/---

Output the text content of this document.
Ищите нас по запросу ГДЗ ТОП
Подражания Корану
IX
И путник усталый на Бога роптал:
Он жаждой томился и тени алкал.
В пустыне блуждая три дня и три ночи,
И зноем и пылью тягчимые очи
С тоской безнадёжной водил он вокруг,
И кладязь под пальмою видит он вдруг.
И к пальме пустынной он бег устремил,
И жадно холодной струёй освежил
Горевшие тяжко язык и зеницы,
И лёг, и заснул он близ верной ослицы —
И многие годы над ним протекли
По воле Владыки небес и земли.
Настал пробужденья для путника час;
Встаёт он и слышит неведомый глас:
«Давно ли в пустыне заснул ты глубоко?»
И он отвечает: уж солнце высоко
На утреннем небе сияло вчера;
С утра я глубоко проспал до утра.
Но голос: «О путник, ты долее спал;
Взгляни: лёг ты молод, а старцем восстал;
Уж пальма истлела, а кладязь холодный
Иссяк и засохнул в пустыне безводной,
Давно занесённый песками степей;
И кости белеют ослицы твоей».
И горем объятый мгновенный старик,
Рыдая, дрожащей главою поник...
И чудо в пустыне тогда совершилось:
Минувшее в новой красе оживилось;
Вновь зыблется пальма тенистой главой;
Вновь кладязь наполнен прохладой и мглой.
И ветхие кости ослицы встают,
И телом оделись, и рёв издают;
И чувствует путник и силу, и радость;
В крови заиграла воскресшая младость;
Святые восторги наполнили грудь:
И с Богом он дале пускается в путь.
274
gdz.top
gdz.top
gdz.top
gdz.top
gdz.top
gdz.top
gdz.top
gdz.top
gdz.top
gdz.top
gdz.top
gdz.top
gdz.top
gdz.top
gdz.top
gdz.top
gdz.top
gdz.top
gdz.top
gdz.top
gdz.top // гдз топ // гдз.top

\---
/---

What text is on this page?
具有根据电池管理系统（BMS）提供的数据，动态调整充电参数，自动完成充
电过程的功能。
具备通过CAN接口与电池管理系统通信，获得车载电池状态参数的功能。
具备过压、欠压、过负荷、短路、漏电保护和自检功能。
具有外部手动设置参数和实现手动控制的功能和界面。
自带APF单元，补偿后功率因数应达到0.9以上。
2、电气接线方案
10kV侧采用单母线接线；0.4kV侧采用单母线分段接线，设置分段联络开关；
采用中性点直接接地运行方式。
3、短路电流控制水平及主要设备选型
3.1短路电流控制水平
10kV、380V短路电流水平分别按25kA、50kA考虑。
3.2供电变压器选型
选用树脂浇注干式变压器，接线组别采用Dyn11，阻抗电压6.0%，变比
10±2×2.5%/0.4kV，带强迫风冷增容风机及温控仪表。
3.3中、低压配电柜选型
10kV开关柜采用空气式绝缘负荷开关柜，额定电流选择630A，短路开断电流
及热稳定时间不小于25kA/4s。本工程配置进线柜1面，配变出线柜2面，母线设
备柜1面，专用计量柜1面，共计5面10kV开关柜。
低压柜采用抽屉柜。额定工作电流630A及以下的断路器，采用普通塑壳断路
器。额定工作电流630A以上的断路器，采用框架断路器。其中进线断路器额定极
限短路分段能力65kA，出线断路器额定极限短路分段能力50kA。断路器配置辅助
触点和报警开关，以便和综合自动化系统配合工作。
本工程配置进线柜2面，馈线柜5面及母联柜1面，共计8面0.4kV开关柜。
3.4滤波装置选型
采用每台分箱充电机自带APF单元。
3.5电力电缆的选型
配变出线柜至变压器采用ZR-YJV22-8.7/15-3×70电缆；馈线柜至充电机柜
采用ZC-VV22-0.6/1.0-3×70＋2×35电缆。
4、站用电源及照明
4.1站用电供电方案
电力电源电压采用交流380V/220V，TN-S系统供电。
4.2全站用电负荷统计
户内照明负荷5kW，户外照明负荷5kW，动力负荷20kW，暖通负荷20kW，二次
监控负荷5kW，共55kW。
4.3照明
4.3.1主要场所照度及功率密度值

\---

## Aim
Pick out the lines above that hold the string "ослицы" and show them.

## Exercise answer
И лёг, и заснул он близ верной ослицы —
И кости белеют ослицы твоей».
И ветхие кости ослицы встают,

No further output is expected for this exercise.